* _THE EXERCISE_
Copy every record below exactly.

(Part of a data file)
--- Start ---

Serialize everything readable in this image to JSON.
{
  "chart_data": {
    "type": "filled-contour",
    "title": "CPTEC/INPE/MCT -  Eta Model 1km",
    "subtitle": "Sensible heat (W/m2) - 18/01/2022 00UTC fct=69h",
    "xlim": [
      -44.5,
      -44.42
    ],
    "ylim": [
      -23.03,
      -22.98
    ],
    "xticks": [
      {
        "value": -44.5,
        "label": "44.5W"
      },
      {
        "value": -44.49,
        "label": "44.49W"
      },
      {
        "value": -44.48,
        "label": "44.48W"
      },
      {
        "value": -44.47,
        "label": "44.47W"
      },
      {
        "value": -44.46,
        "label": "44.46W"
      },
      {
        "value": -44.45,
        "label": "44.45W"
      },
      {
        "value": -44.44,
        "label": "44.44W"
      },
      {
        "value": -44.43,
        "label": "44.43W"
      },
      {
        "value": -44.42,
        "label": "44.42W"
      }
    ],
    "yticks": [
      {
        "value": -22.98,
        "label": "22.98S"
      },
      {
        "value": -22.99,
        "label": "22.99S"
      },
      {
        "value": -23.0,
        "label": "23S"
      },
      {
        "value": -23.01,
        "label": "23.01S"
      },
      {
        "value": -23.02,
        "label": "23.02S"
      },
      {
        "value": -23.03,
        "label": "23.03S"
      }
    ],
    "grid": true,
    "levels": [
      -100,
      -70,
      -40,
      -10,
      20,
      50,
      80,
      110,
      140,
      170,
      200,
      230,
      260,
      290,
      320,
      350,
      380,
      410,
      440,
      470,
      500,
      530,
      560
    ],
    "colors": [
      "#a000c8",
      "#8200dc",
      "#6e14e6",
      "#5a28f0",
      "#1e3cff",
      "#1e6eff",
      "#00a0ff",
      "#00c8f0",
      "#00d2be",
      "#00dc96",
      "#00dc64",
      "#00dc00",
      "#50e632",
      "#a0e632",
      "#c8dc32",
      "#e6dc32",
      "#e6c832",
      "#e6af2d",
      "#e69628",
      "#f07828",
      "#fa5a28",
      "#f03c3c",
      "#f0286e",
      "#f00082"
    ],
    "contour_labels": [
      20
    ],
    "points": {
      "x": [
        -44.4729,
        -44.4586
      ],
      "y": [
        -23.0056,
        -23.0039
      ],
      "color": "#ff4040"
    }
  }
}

--- End ---

* _SOLVED PROBLEM_
Serialize everything readable in this image to JSON.
{
  "chart_data": {
    "type": "filled-contour",
    "title": "CPTEC/INPE/MCT -  Eta Model 1km",
    "subtitle": "Sensible heat (W/m2) - 18/01/2022 00UTC fct=69h",
    "xlim": [
      -44.5,
      -44.42
    ],
    "ylim": [
      -23.03,
      -22.98
    ],
    "xticks": [
      {
        "value": -44.5,
        "label": "44.5W"
      },
      {
        "value": -44.49,
        "label": "44.49W"
      },
      {
        "value": -44.48,
        "label": "44.48W"
      },
      {
        "value": -44.47,
        "label": "44.47W"
      },
      {
        "value": -44.46,
        "label": "44.46W"
      },
      {
        "value": -44.45,
        "label": "44.45W"
      },
      {
        "value": -44.44,
        "label": "44.44W"
      },
      {
        "value": -44.43,
        "label": "44.43W"
      },
      {
        "value": -44.42,
        "label": "44.42W"
      }
    ],
    "yticks": [
      {
        "value": -22.98,
        "label": "22.98S"
      },
      {
        "value": -22.99,
        "label": "22.99S"
      },
      {
        "value": -23.0,
        "label": "23S"
      },
      {
        "value": -23.01,
        "label": "23.01S"
      },
      {
        "value": -23.02,
        "label": "23.02S"
      },
      {
        "value": -23.03,
        "label": "23.03S"
      }
    ],
    "grid": true,
    "levels": [
      -100,
      -70,
      -40,
      -10,
      20,
      50,
      80,
      110,
      140,
      170,
      200,
      230,
      260,
      290,
      320,
      350,
      380,
      410,
      440,
      470,
      500,
      530,
      560
    ],
    "colors": [
      "#a000c8",
      "#8200dc",
      "#6e14e6",
      "#5a28f0",
      "#1e3cff",
      "#1e6eff",
      "#00a0ff",
      "#00c8f0",
      "#00d2be",
      "#00dc96",
      "#00dc64",
      "#00dc00",
      "#50e632",
      "#a0e632",
      "#c8dc32",
      "#e6dc32",
      "#e6c832",
      "#e6af2d",
      "#e69628",
      "#f07828",
      "#fa5a28",
      "#f03c3c",
      "#f0286e",
      "#f00082"
    ],
    "contour_labels": [
      20
    ],
    "points": {
      "x": [
        -44.4729,
        -44.4586
      ],
      "y": [
        -23.0056,
        -23.0039
      ],
      "color": "#ff4040"
    }
  }
}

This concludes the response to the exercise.